[Start Input for this task]

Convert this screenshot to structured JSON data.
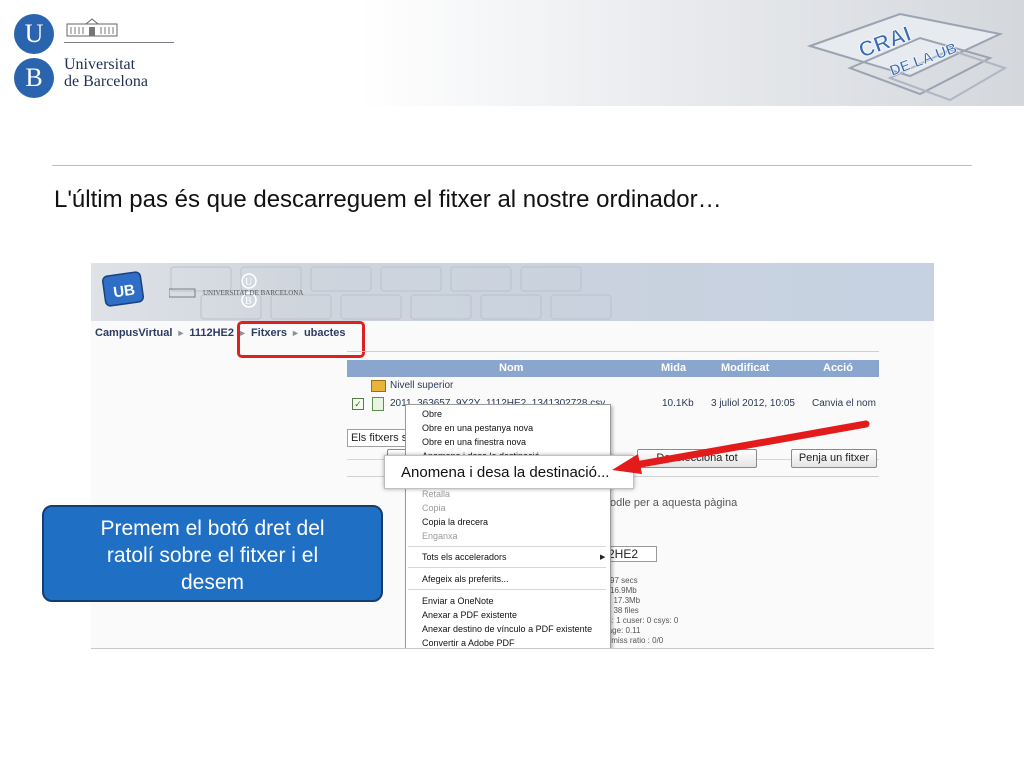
{
  "header": {
    "university_initials": [
      "U",
      "B"
    ],
    "university_name": [
      "Universitat",
      "de Barcelona"
    ],
    "crai_logo_text": [
      "CRAI",
      "DE LA UB"
    ]
  },
  "slide": {
    "instruction": "L'últim pas és que descarreguem el fitxer al nostre ordinador…"
  },
  "screenshot": {
    "banner": {
      "app_badge": "UB",
      "university_initials": [
        "U",
        "B"
      ],
      "university_name": "UNIVERSITAT DE BARCELONA"
    },
    "breadcrumb": [
      "CampusVirtual",
      "1112HE2",
      "Fitxers",
      "ubactes"
    ],
    "table": {
      "headers": [
        "Nom",
        "Mida",
        "Modificat",
        "Acció"
      ],
      "rows": [
        {
          "name": "Nivell superior",
          "size": "",
          "modified": "",
          "action": ""
        },
        {
          "name": "2011_363657_9Y2Y_1112HE2_1341302728.csv",
          "size": "10.1Kb",
          "modified": "3 juliol 2012, 10:05",
          "action": "Canvia el nom"
        }
      ]
    },
    "select_value": "Els fitxers s",
    "buttons": {
      "deselect_all": "Deselecciona tot",
      "upload": "Penja un fitxer"
    },
    "background_texts": {
      "moodle_docs": "odle per a aquesta pàgina",
      "course_code": "2HE2",
      "stats": [
        "97 secs",
        "16.9Mb",
        "k: 17.3Mb",
        "ld 38 files",
        "rs: 1 cuser: 0 csys: 0",
        "rage: 0.11",
        "lt/miss ratio : 0/0"
      ]
    },
    "context_menu": {
      "items": [
        {
          "label": "Obre",
          "disabled": false
        },
        {
          "label": "Obre en una pestanya nova",
          "disabled": false
        },
        {
          "label": "Obre en una finestra nova",
          "disabled": false
        },
        {
          "label": "Anomena i desa la destinació...",
          "disabled": false
        },
        {
          "label": "Retalla",
          "disabled": true
        },
        {
          "label": "Copia",
          "disabled": true
        },
        {
          "label": "Copia la drecera",
          "disabled": false
        },
        {
          "label": "Enganxa",
          "disabled": true
        },
        {
          "label": "Tots els acceleradors",
          "disabled": false,
          "submenu": true
        },
        {
          "label": "Afegeix als preferits...",
          "disabled": false
        },
        {
          "label": "Enviar a OneNote",
          "disabled": false
        },
        {
          "label": "Anexar a PDF existente",
          "disabled": false
        },
        {
          "label": "Anexar destino de vínculo a PDF existente",
          "disabled": false
        },
        {
          "label": "Convertir a Adobe PDF",
          "disabled": false
        }
      ]
    },
    "save_as_callout": "Anomena i desa la destinació..."
  },
  "callout": {
    "text": "Premem el botó dret del ratolí sobre el fitxer  i el desem",
    "lines": [
      "Premem el botó dret del",
      "ratolí sobre el fitxer  i el",
      "desem"
    ]
  },
  "colors": {
    "ub_blue": "#2b64ae",
    "callout_blue": "#1f6fc4",
    "highlight_red": "#e02020",
    "table_header": "#8aa6cf"
  }
}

[End Input for this task]

» Set task:
Copy every line of the listing that includes the string "modified".

» Task answer:
          "modified": "",
          "modified": "3 juliol 2012, 10:05",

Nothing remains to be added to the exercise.